Goal
In how many lines of the data does the word "image" appear? Give the number by itself.

Data excerpts
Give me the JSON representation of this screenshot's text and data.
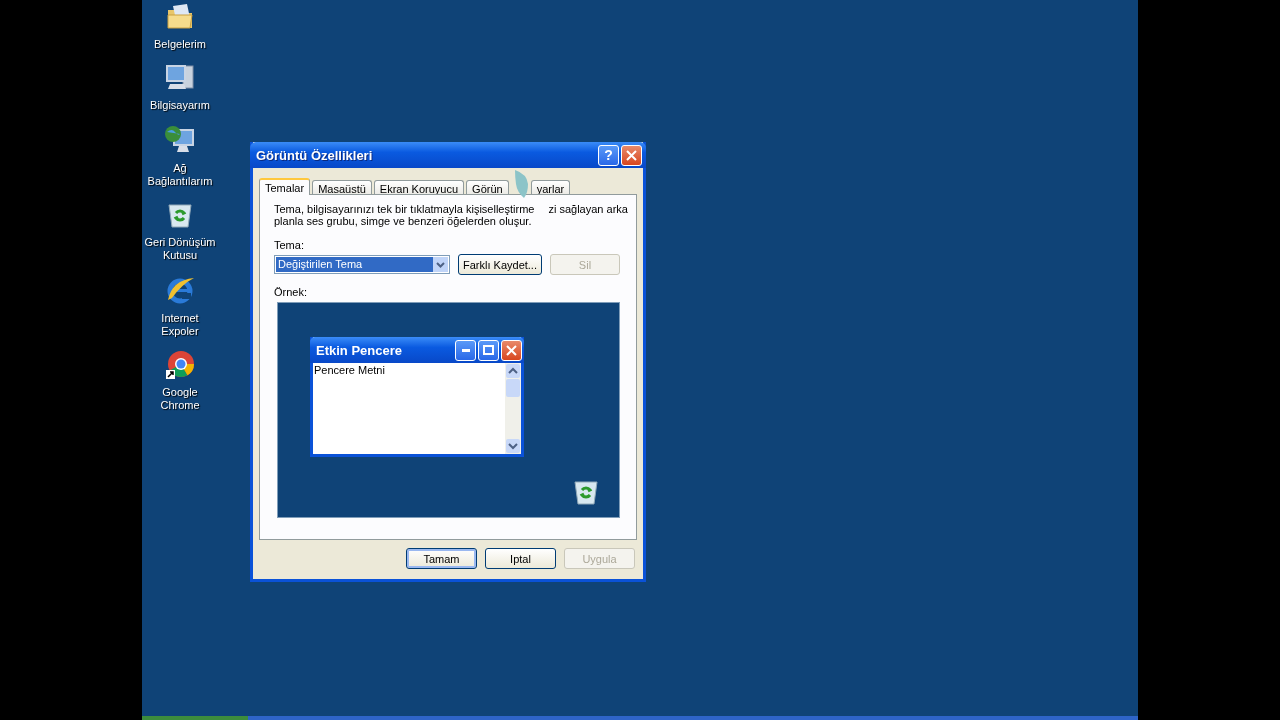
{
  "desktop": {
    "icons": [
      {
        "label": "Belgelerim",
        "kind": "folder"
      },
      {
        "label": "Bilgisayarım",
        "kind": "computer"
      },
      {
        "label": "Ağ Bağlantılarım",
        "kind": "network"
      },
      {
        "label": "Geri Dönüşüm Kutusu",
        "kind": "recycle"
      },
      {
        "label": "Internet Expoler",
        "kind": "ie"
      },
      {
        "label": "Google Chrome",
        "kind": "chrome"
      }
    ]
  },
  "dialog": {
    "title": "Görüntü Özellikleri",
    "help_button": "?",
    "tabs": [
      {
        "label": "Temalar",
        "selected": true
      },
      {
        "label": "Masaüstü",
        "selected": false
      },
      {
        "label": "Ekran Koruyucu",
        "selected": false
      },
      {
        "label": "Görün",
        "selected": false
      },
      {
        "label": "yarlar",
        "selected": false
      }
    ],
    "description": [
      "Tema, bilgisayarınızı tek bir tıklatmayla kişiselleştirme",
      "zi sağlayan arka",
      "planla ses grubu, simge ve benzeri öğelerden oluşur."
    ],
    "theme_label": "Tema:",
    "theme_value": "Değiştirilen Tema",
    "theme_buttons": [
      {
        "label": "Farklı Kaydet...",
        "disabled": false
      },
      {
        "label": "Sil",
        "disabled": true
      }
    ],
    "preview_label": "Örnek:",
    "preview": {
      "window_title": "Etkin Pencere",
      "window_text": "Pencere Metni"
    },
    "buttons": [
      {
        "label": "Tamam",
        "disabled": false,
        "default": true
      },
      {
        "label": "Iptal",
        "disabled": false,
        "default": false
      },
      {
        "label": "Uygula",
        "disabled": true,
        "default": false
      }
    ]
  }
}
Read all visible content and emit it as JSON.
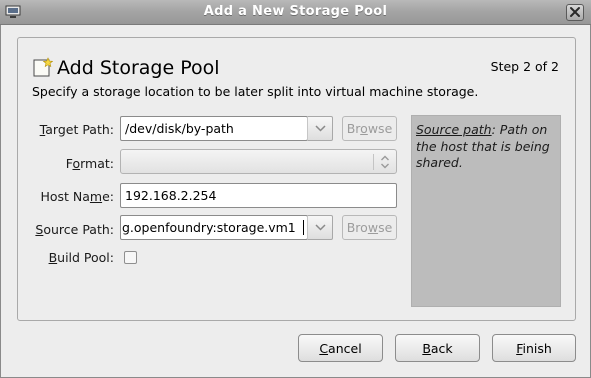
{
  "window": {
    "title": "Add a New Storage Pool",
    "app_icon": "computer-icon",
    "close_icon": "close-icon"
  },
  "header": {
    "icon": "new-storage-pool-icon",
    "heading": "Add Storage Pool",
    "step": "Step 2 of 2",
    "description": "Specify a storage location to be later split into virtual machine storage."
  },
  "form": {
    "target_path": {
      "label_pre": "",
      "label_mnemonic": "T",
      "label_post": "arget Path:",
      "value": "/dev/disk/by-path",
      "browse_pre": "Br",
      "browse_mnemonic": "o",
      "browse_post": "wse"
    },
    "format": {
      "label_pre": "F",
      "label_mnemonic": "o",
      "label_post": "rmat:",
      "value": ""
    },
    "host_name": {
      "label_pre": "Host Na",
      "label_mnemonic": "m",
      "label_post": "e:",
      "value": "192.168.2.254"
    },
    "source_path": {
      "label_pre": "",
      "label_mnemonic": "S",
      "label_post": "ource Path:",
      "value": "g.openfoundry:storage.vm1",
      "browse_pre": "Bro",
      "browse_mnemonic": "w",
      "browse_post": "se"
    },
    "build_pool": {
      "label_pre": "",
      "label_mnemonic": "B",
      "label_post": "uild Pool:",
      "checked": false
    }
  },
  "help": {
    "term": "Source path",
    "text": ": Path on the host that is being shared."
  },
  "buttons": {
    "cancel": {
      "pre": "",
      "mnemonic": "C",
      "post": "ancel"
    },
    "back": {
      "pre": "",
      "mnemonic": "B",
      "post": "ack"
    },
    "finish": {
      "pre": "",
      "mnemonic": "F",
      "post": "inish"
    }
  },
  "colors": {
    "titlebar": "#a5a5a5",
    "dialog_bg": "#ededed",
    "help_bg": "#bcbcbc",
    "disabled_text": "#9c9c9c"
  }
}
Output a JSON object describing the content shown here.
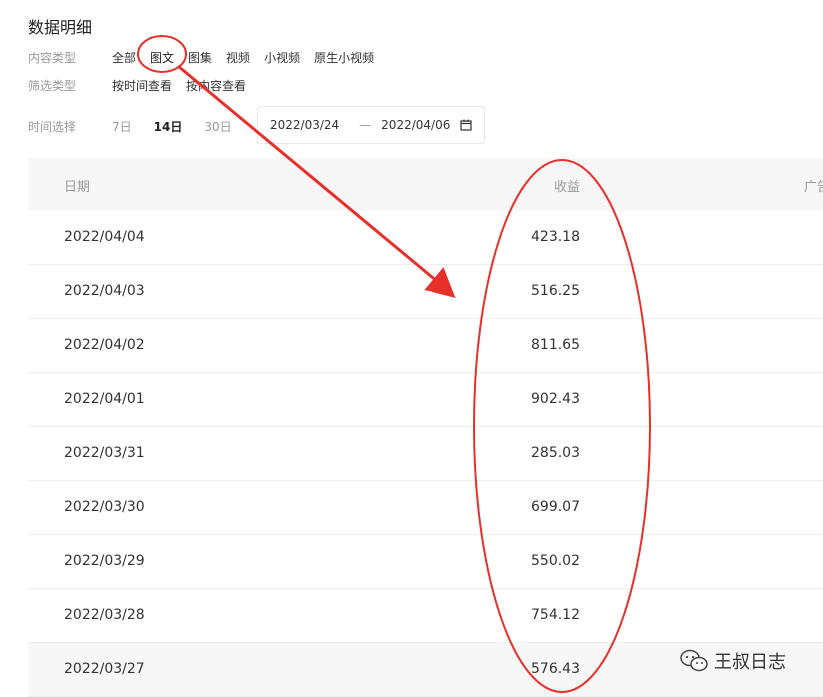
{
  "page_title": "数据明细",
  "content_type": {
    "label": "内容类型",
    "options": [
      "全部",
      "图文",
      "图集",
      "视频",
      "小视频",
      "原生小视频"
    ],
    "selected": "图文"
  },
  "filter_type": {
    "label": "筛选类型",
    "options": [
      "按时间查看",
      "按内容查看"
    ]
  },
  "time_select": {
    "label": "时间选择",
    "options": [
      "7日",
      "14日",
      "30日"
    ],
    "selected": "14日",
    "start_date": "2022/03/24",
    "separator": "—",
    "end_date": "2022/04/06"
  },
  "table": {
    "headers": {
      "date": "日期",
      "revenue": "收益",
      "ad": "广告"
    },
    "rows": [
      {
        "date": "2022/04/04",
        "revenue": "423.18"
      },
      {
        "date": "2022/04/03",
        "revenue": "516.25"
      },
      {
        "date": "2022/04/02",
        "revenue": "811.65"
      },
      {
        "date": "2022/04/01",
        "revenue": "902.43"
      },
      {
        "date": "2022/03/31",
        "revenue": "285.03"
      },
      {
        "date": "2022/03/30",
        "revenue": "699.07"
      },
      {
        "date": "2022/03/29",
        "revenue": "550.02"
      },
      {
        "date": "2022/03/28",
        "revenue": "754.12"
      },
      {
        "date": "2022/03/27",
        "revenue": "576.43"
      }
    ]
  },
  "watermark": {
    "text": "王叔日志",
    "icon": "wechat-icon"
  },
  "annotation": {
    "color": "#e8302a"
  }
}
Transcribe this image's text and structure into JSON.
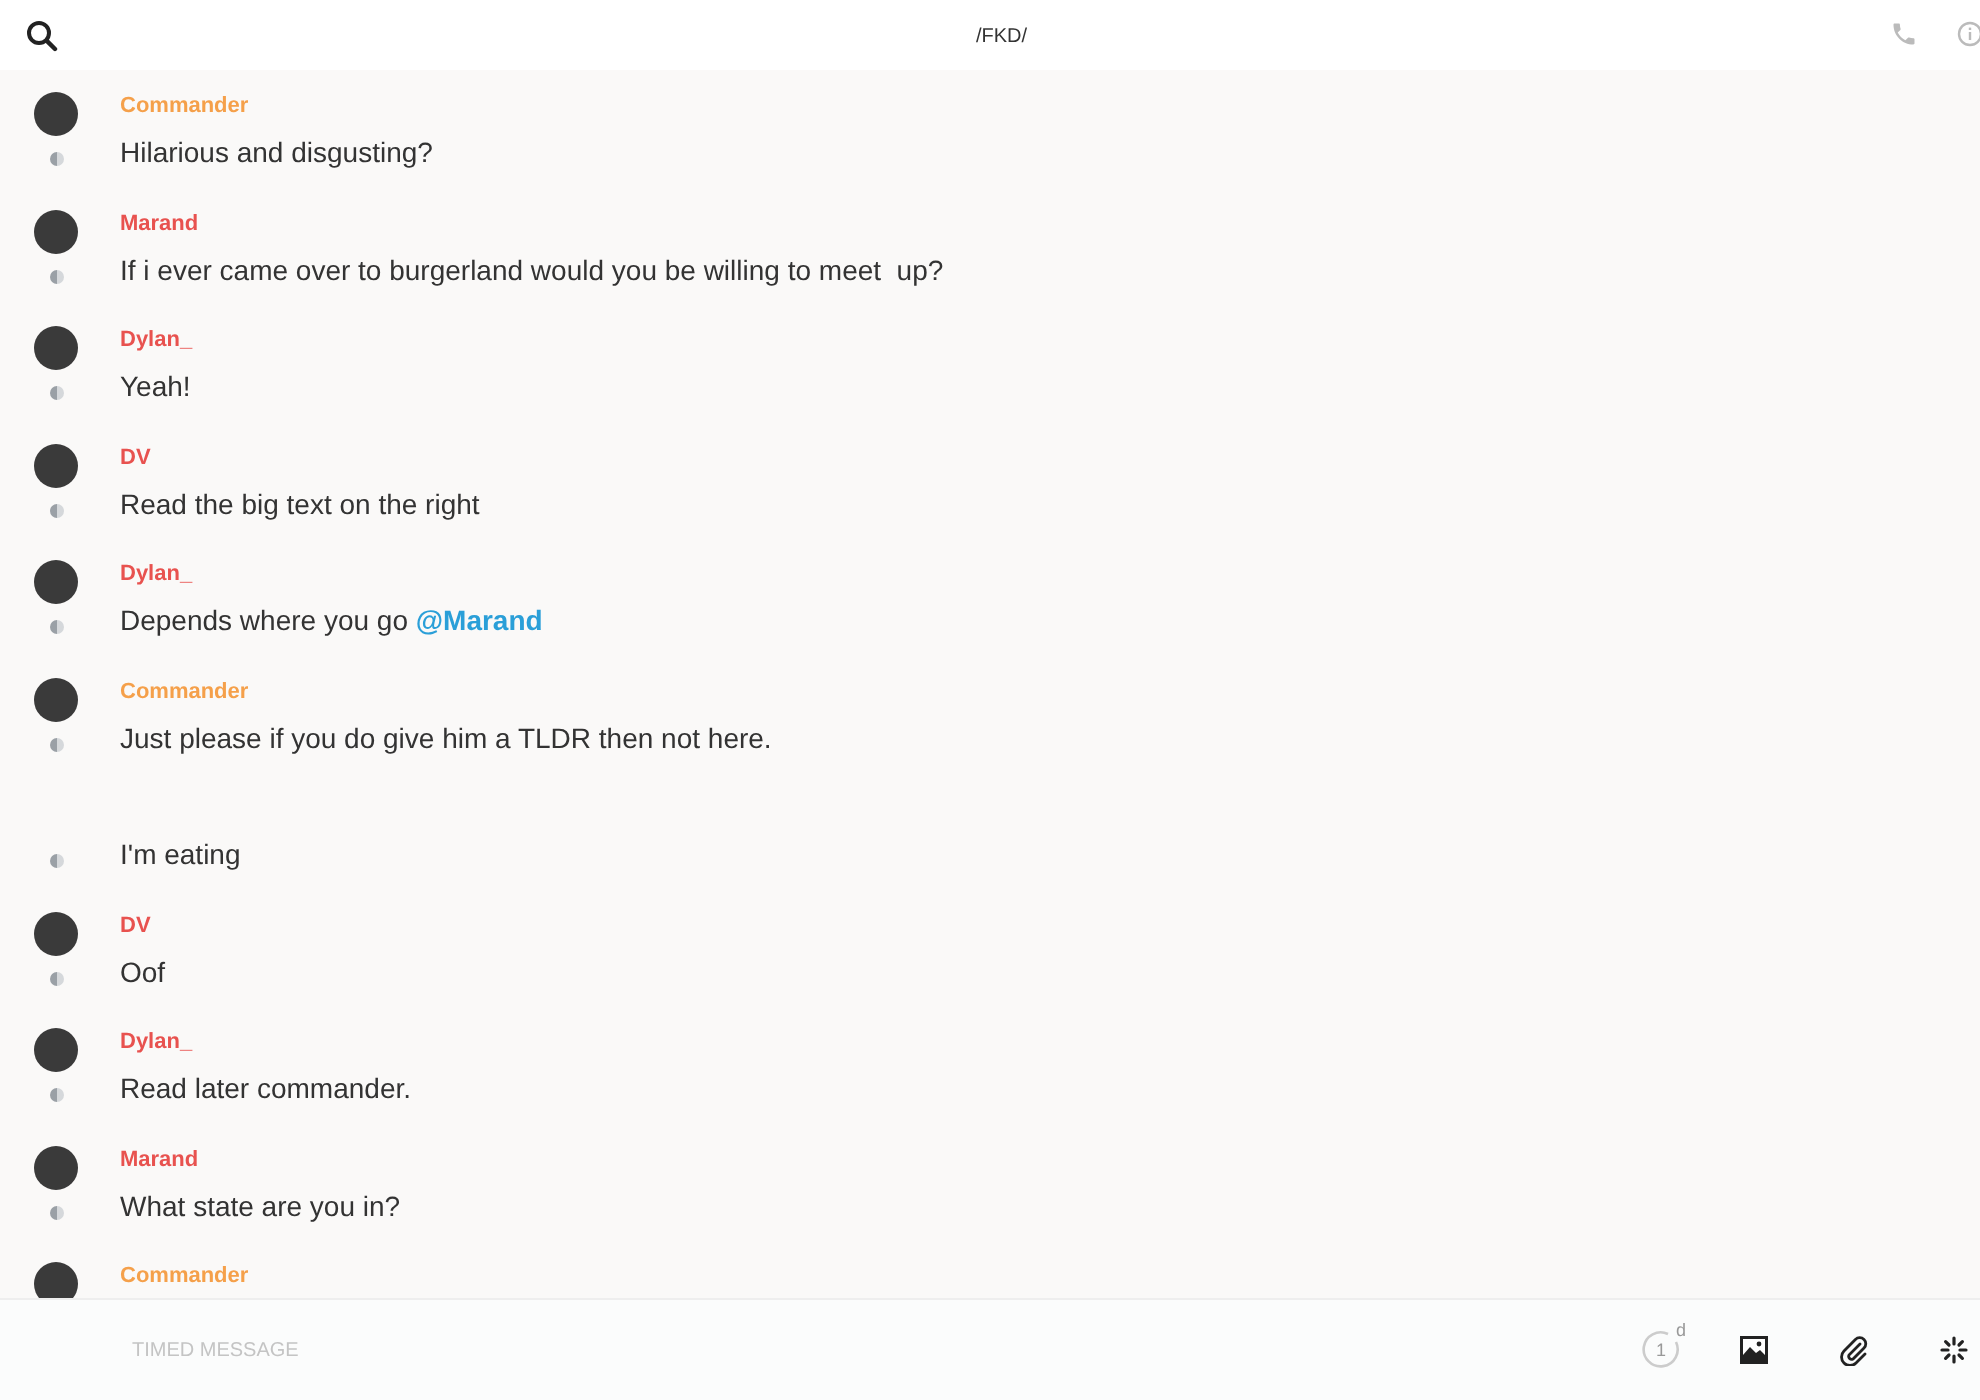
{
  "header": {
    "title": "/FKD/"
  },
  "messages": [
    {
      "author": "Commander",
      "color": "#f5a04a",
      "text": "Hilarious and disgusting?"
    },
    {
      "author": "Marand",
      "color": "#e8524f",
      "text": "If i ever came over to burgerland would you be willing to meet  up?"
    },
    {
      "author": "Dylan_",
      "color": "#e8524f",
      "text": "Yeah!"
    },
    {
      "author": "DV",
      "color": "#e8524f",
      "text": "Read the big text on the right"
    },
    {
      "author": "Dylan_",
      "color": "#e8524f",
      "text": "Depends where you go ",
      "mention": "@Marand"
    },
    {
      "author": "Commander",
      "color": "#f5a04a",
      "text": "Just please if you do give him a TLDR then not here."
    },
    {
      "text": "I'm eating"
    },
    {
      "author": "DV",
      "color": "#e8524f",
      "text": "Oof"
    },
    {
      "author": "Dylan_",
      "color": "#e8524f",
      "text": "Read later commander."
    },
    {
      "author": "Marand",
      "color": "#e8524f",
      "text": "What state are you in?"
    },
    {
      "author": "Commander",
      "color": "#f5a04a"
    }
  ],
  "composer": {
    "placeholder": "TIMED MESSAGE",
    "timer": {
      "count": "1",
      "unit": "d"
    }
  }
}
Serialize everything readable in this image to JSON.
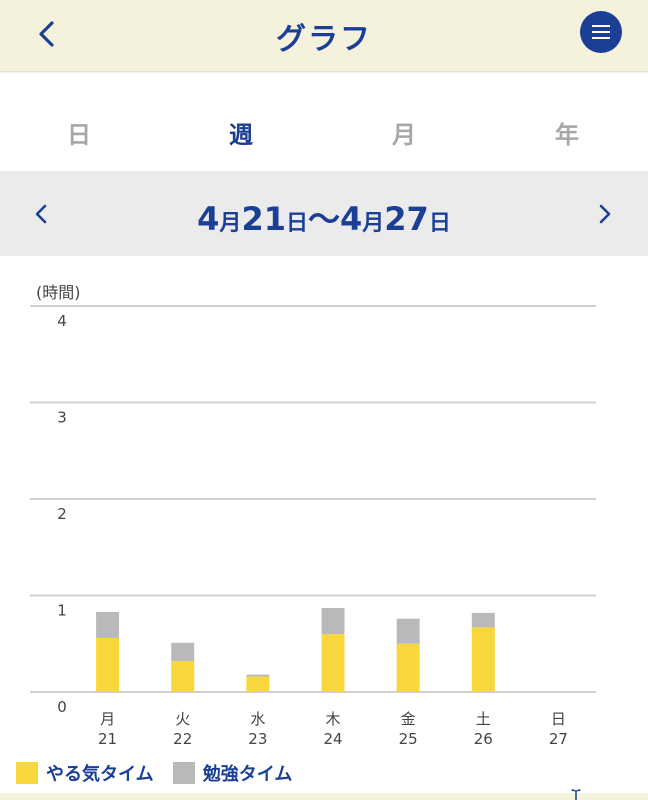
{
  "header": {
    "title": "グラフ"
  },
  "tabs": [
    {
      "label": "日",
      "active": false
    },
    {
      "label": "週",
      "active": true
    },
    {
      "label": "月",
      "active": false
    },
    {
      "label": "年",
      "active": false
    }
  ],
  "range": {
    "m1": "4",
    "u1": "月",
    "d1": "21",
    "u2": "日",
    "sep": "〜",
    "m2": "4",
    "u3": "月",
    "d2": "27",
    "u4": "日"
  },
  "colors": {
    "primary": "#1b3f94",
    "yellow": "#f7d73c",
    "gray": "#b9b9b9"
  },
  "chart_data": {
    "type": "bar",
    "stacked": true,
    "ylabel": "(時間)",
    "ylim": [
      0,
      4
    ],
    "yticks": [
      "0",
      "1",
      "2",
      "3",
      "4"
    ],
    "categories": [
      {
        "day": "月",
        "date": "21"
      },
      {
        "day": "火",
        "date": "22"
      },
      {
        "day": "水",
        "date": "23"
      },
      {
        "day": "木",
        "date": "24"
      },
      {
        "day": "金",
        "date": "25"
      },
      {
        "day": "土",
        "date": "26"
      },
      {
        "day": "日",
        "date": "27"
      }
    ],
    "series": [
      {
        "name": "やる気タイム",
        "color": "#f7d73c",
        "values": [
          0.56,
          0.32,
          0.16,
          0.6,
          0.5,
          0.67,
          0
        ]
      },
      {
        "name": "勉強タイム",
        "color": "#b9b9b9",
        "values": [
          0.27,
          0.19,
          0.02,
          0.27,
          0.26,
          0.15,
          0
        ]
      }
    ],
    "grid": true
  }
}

Response to this exercise
2